CHALLENGE 1 — Please write out the records between the lines holding "user-icon [1372,35,1386,49]" and "card-divider [1152,837,1439,838]", inclusive, exactly as they appear.

PASSAGE GIVEN —
------------------------
He defines the free group in the following way:

Let $\{a_{\alpha}\}$ be a family of elements of a group $G$. Suppose each $a_{\alpha}$ generates an infinite cyclic subgroup $G_{\alpha}$ of $G$. If $G$ is the free product of the groups $\{G_{\alpha}\}$, then $G$ is said to be a free group, and the family $\{a_{\alpha}\}$ is called a system of free generators for $G$.

Then on the page 424, when he talked about generators and relations, he said

Given $G$, suppose we are given a family $\{a_{\alpha}\}_{\alpha\in J}$ of generators of $G$. Let $F$ be the free group on the element $\{a_{\alpha}\}$. Then the obvious map $h(a_{\alpha})=a_{\alpha}$ of these elements into $G$ extends to a homomorphism $h:F\longrightarrow G$ that is surjective.

I have no problem with the third sentence, it is the extension theorem, or universal mapping property.
------------------------
(Entries from a dataset)
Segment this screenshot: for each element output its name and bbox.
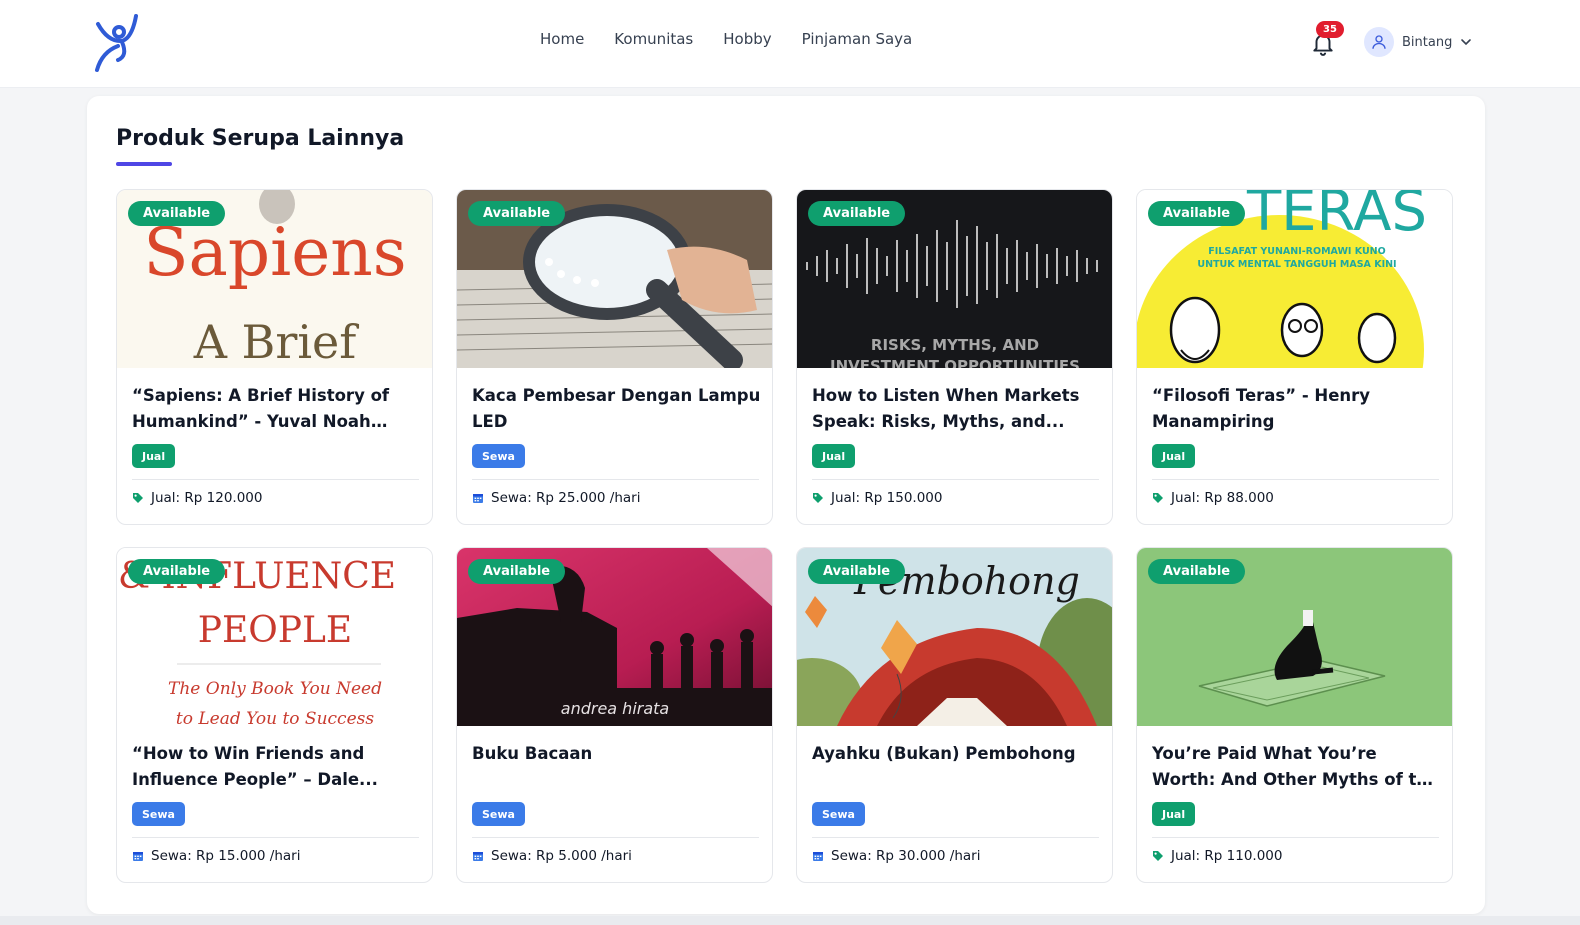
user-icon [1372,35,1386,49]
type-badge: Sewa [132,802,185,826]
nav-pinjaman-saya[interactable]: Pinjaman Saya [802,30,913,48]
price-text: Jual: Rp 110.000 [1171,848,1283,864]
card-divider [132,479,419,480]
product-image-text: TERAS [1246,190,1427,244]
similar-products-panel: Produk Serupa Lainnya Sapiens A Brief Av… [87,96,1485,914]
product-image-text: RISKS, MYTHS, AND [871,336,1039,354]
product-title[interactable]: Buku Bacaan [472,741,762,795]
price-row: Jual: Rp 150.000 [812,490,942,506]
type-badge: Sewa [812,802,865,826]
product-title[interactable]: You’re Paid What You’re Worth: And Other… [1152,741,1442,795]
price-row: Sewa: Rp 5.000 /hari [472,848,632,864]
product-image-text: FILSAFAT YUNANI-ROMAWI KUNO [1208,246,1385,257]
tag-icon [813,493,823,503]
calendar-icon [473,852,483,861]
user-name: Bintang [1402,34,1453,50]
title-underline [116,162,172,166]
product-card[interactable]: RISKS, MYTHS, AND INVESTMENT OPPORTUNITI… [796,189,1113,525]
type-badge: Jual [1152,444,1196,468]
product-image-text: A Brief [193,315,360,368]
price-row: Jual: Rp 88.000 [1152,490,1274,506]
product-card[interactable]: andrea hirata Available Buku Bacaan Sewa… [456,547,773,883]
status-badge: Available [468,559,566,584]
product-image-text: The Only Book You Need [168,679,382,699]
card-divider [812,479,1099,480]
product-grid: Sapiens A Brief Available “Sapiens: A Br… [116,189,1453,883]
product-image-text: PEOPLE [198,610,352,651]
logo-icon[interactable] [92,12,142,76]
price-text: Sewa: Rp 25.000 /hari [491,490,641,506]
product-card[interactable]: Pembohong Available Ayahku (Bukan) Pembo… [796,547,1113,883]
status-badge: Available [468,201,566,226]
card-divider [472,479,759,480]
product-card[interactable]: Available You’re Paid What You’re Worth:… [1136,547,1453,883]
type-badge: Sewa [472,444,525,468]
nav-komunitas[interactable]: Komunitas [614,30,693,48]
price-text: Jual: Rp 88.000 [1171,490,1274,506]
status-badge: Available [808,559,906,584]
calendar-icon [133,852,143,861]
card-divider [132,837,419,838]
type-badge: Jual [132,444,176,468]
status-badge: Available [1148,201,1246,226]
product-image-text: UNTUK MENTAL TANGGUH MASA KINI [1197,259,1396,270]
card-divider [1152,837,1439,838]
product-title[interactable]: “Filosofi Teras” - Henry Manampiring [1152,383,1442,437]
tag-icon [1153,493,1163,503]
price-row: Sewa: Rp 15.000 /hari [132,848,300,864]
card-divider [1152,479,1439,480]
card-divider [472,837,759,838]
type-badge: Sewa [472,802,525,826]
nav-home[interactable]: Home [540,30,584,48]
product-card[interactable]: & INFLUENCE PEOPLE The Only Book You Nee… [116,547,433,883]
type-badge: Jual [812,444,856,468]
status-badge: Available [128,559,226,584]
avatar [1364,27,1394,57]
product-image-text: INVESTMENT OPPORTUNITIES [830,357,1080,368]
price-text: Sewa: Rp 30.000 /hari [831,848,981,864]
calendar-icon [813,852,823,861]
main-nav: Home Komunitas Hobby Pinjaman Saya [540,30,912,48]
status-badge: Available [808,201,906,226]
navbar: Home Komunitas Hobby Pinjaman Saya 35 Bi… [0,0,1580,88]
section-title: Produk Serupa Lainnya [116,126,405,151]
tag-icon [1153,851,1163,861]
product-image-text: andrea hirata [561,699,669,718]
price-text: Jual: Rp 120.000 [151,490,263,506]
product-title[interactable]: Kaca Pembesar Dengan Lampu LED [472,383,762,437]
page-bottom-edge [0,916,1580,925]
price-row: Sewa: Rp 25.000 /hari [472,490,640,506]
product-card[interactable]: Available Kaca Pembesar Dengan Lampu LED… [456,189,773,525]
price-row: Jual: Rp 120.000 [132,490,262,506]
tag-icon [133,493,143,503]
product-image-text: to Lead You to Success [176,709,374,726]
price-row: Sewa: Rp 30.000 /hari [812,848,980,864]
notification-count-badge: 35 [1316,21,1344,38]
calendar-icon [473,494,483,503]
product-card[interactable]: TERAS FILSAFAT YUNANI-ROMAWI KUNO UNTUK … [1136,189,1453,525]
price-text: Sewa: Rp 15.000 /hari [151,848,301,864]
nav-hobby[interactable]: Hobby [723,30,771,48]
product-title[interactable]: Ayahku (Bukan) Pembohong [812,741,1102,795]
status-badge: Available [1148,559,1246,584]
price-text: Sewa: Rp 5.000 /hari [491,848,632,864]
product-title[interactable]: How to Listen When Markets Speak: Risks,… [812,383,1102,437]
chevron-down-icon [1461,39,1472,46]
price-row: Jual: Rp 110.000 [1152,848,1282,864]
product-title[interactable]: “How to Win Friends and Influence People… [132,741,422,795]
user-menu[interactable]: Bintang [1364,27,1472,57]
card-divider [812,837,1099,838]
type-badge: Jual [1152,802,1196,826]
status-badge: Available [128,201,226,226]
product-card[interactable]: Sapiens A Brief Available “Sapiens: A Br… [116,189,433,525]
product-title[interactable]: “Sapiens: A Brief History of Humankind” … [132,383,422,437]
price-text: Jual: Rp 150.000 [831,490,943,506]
------------------------
CHALLENGE 2 — Copy the passage on free groups word for word, between "Then on the" and "that is surjective.", inclusive.

EXERCISE ANSWER 1 —
user-icon [1372,35,1386,49]
type-badge: Sewa [132,802,185,826]
nav-pinjaman-saya[interactable]: Pinjaman Saya [802,30,913,48]
price-text: Jual: Rp 110.000 [1171,848,1283,864]
card-divider [132,479,419,480]
product-image-text: TERAS [1246,190,1427,244]
similar-products-panel: Produk Serupa Lainnya Sapiens A Brief Av… [87,96,1485,914]
product-image-text: RISKS, MYTHS, AND [871,336,1039,354]
product-title[interactable]: Buku Bacaan [472,741,762,795]
price-row: Jual: Rp 150.000 [812,490,942,506]
type-badge: Sewa [812,802,865,826]
product-title[interactable]: You’re Paid What You’re Worth: And Other… [1152,741,1442,795]
price-row: Sewa: Rp 5.000 /hari [472,848,632,864]
product-image-text: FILSAFAT YUNANI-ROMAWI KUNO [1208,246,1385,257]
tag-icon [813,493,823,503]
calendar-icon [473,852,483,861]
user-name: Bintang [1402,34,1453,50]
title-underline [116,162,172,166]
product-card[interactable]: RISKS, MYTHS, AND INVESTMENT OPPORTUNITI… [796,189,1113,525]
type-badge: Jual [1152,444,1196,468]
product-image-text: A Brief [193,315,360,368]
price-row: Jual: Rp 88.000 [1152,490,1274,506]
product-card[interactable]: andrea hirata Available Buku Bacaan Sewa… [456,547,773,883]
status-badge: Available [468,559,566,584]
product-image-text: The Only Book You Need [168,679,382,699]
card-divider [812,479,1099,480]
product-grid: Sapiens A Brief Available “Sapiens: A Br… [116,189,1453,883]
product-image-text: PEOPLE [198,610,352,651]
logo-icon[interactable] [92,12,142,76]
price-text: Sewa: Rp 25.000 /hari [491,490,641,506]
product-card[interactable]: Pembohong Available Ayahku (Bukan) Pembo… [796,547,1113,883]
status-badge: Available [468,201,566,226]
card-divider [472,479,759,480]
product-card[interactable]: Available You’re Paid What You’re Worth:… [1136,547,1453,883]
type-badge: Sewa [472,444,525,468]
nav-komunitas[interactable]: Komunitas [614,30,693,48]
price-text: Jual: Rp 88.000 [1171,490,1274,506]
status-badge: Available [808,559,906,584]
calendar-icon [133,852,143,861]
card-divider [132,837,419,838]
type-badge: Jual [132,444,176,468]
status-badge: Available [1148,201,1246,226]
product-image-text: UNTUK MENTAL TANGGUH MASA KINI [1197,259,1396,270]
card-divider [1152,837,1439,838]

EXERCISE ANSWER 2 —
Then on the page 424, when he talked about generators and relations, he said

Given $G$, suppose we are given a family $\{a_{\alpha}\}_{\alpha\in J}$ of generators of $G$. Let $F$ be the free group on the element $\{a_{\alpha}\}$. Then the obvious map $h(a_{\alpha})=a_{\alpha}$ of these elements into $G$ extends to a homomorphism $h:F\longrightarrow G$ that is surjective.